§ What the task asks
Check each line below for "this" and report how many have it, nothing else.

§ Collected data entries
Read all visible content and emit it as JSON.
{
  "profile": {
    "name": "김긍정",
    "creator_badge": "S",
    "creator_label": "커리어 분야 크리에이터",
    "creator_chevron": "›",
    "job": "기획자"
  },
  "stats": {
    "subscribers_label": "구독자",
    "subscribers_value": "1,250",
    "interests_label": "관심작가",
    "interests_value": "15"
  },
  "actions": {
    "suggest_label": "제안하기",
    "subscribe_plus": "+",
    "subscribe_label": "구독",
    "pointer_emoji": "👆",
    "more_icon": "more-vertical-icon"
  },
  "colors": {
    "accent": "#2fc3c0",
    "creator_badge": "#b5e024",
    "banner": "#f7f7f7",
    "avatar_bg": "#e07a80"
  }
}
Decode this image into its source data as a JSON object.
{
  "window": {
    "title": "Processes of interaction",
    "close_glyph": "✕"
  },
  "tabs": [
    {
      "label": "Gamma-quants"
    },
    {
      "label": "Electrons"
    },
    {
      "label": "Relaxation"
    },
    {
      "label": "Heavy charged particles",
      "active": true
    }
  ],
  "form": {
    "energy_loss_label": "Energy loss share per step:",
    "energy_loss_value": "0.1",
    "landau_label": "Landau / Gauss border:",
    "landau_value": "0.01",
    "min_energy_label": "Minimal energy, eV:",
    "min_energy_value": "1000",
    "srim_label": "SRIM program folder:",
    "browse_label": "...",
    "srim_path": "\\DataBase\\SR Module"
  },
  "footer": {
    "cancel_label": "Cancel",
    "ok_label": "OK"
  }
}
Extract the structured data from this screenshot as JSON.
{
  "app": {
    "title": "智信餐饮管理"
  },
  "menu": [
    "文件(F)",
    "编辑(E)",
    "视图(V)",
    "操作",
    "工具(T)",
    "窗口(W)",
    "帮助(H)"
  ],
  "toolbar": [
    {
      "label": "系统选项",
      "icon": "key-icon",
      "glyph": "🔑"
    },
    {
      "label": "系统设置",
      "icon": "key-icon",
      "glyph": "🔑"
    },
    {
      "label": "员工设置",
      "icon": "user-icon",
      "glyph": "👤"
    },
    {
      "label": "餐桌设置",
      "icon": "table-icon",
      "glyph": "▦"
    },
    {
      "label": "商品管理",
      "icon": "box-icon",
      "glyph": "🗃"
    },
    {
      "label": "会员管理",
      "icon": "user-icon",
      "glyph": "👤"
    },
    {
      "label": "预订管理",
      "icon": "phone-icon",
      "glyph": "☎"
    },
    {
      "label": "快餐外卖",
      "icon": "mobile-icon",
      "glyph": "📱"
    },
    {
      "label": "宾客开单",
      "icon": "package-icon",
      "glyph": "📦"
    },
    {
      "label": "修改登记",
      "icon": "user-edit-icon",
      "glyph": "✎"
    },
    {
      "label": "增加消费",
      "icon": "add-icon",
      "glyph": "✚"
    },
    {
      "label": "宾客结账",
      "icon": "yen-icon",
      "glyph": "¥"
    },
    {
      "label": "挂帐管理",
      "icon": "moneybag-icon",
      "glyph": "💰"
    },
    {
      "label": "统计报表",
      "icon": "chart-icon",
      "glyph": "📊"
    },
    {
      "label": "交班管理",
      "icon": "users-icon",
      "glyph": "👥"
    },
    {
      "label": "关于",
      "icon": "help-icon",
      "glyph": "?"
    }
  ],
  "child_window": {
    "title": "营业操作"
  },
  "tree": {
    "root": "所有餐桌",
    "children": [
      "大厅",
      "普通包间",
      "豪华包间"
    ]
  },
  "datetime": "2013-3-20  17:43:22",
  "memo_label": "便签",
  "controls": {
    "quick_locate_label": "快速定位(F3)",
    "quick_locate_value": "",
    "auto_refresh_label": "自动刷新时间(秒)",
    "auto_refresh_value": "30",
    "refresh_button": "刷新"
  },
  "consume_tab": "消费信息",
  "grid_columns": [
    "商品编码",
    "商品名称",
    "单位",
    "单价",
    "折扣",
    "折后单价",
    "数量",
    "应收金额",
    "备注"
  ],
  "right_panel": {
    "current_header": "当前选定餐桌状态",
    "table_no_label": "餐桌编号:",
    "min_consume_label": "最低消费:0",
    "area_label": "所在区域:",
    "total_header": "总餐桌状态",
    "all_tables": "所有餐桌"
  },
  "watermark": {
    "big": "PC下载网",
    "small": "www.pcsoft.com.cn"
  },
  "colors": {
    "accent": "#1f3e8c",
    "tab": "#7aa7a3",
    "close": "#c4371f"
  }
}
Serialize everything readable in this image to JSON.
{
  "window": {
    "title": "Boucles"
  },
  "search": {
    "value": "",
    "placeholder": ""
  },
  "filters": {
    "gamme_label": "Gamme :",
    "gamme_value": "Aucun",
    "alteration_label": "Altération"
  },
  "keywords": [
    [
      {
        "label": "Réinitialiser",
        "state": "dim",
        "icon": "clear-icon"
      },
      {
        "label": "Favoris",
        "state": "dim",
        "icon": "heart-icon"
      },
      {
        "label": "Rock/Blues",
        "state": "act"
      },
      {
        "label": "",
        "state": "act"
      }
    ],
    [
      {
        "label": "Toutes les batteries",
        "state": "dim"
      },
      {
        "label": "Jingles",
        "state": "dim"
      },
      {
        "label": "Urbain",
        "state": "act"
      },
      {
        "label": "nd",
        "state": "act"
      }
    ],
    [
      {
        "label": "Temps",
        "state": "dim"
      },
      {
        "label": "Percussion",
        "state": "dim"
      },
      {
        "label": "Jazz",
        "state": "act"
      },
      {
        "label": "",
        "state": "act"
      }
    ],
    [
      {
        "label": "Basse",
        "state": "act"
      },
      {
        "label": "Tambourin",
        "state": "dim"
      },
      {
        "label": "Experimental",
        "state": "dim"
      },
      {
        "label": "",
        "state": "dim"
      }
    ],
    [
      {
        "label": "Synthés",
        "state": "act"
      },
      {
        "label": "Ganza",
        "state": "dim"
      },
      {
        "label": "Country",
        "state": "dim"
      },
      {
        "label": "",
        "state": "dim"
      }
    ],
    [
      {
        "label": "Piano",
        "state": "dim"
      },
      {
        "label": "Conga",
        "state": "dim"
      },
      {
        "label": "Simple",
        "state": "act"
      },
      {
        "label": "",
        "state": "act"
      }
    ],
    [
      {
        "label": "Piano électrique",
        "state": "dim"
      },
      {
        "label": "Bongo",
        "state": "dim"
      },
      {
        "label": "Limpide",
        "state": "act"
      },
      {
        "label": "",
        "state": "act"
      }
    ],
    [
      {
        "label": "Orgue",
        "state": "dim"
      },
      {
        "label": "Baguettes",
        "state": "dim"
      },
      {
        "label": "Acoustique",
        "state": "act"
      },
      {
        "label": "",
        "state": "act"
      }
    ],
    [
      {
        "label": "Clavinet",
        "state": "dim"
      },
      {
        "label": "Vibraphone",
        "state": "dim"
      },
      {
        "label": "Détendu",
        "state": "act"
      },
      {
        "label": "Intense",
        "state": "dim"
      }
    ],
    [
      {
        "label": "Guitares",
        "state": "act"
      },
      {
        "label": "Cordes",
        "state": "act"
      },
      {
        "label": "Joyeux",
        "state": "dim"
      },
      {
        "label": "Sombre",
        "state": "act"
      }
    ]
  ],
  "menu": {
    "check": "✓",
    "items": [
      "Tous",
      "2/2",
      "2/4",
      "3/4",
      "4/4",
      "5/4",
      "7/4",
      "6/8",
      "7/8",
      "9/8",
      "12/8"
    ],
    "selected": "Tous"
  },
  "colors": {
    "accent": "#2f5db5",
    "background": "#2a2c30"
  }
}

§ The response
3